*What to work on:*
Find each line with the word "JSON" and copy it.

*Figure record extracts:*
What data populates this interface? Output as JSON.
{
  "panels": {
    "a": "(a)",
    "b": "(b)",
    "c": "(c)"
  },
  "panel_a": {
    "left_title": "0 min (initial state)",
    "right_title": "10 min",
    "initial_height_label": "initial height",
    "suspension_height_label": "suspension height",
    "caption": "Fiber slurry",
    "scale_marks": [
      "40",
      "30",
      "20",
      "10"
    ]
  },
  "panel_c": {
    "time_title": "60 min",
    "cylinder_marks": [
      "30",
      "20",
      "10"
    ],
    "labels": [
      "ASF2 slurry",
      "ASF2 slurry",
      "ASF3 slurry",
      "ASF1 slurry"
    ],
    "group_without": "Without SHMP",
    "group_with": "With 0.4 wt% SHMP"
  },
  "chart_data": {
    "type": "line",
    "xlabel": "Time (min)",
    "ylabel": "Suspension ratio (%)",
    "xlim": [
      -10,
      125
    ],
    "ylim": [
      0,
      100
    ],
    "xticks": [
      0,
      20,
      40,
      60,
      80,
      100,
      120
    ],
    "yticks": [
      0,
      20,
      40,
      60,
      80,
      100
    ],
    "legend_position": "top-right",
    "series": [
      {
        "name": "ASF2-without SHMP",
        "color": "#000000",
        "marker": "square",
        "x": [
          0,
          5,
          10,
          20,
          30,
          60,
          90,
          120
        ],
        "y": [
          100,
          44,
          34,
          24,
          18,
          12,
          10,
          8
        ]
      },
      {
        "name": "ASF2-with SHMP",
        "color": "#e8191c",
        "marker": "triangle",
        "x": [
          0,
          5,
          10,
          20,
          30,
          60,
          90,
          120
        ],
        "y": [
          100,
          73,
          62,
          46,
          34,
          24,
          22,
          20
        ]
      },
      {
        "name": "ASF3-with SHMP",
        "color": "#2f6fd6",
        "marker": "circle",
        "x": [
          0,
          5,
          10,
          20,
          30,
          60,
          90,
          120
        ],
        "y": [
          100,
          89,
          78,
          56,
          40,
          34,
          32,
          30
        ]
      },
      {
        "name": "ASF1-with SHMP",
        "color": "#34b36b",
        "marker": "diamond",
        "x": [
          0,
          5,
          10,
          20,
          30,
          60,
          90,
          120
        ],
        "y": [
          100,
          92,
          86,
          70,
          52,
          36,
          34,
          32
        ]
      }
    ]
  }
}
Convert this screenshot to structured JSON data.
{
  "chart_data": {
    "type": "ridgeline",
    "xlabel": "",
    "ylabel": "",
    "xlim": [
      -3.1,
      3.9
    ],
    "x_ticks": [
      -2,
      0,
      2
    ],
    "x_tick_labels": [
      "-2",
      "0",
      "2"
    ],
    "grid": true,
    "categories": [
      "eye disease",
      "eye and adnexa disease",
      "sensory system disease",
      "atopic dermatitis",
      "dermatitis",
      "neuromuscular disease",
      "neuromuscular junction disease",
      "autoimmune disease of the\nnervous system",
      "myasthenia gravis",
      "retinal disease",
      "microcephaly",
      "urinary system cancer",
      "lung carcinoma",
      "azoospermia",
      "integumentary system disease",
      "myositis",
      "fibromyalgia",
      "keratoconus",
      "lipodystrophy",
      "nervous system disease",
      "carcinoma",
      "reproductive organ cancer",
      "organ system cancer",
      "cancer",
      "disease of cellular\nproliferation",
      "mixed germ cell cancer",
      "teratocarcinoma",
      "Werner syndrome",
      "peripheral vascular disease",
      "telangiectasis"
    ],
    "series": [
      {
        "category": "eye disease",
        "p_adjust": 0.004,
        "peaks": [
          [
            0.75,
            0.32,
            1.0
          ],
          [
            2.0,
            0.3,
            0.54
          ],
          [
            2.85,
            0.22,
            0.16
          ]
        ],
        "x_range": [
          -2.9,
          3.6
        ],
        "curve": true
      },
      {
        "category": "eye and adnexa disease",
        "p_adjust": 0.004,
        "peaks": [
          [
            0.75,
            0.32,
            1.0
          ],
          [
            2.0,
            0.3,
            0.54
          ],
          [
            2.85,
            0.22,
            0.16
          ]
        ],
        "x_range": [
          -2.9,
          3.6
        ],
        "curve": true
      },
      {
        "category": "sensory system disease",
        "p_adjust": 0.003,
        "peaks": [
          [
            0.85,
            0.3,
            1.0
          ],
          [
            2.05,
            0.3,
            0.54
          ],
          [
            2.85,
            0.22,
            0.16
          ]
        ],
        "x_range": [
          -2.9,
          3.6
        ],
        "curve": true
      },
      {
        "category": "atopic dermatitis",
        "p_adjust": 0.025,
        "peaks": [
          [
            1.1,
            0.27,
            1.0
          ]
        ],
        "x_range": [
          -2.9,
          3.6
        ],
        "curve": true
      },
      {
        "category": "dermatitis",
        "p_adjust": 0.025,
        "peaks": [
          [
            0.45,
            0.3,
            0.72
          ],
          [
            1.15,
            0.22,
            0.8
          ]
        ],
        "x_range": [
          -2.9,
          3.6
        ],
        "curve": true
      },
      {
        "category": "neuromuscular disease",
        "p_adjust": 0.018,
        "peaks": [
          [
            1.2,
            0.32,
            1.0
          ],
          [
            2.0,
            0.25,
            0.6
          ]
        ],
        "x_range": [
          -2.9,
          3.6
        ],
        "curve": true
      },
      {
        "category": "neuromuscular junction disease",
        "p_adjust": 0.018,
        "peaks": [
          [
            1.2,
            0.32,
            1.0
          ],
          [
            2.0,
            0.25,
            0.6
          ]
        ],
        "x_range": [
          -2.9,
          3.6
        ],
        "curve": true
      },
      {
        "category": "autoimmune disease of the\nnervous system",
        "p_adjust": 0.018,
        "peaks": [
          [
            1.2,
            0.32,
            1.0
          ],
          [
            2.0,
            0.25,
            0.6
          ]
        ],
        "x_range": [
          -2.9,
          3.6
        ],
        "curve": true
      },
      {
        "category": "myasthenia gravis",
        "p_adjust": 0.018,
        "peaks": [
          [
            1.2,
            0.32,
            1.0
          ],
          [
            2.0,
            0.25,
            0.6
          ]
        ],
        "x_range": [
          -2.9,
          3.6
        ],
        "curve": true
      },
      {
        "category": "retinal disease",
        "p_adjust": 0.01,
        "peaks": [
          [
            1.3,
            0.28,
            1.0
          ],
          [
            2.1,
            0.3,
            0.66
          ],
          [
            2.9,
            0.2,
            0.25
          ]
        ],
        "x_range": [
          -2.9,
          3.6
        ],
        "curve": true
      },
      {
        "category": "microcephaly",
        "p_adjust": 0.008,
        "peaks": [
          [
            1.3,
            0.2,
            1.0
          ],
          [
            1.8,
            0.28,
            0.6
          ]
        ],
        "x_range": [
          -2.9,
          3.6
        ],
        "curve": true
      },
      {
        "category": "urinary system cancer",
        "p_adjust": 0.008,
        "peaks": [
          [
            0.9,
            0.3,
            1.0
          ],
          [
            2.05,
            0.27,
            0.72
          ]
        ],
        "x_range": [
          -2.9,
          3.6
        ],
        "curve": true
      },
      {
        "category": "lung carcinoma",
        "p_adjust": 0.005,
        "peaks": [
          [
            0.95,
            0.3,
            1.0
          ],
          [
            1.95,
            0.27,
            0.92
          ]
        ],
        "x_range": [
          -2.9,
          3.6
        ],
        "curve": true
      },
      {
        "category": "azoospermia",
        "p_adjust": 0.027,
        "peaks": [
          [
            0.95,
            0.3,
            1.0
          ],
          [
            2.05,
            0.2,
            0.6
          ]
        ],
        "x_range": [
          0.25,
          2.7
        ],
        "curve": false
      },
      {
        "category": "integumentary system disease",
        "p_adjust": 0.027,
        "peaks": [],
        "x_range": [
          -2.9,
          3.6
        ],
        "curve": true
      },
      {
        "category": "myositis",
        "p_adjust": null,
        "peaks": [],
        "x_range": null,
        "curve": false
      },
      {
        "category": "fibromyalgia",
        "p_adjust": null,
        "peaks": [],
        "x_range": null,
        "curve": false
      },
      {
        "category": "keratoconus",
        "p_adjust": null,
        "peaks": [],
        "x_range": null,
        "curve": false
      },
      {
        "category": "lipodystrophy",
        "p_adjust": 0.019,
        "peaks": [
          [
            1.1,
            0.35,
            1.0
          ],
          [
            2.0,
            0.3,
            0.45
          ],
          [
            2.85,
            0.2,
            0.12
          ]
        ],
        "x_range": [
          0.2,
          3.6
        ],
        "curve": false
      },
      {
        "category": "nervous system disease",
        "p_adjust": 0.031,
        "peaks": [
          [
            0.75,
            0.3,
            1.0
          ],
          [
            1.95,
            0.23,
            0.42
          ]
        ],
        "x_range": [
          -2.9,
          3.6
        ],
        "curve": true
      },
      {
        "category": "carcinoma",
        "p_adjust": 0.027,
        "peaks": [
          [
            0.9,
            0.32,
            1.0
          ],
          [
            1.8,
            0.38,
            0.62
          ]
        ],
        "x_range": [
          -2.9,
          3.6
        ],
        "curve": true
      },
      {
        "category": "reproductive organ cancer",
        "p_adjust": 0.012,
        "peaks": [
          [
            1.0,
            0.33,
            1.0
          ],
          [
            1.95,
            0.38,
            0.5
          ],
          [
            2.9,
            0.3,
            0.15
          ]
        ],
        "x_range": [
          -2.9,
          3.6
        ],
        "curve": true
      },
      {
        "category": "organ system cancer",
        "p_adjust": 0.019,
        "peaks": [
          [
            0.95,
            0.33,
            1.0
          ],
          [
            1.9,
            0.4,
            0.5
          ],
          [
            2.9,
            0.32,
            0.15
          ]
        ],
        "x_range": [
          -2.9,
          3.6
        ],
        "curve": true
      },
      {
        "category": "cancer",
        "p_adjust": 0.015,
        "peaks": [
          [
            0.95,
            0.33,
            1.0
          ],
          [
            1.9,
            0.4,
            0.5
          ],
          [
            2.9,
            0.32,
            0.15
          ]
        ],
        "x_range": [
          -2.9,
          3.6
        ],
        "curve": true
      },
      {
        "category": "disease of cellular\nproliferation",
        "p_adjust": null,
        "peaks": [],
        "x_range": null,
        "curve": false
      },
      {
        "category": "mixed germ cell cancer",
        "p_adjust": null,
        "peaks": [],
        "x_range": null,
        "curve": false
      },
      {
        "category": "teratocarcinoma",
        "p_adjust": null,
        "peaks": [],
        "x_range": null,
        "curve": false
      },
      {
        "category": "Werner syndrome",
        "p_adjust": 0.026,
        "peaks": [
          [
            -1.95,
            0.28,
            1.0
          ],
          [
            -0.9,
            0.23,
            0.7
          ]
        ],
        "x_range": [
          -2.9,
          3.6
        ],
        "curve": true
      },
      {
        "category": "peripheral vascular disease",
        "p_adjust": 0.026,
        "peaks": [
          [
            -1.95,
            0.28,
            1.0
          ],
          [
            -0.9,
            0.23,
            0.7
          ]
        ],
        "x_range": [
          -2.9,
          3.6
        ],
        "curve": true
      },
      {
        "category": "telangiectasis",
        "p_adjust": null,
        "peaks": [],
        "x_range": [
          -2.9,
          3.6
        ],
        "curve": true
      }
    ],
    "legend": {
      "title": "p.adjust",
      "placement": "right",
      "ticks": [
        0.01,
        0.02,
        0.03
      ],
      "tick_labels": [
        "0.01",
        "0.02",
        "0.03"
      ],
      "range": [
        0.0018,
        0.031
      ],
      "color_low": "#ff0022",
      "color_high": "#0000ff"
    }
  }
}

*Answer to the problem:*
What data populates this interface? Output as JSON.
Convert this screenshot to structured JSON data.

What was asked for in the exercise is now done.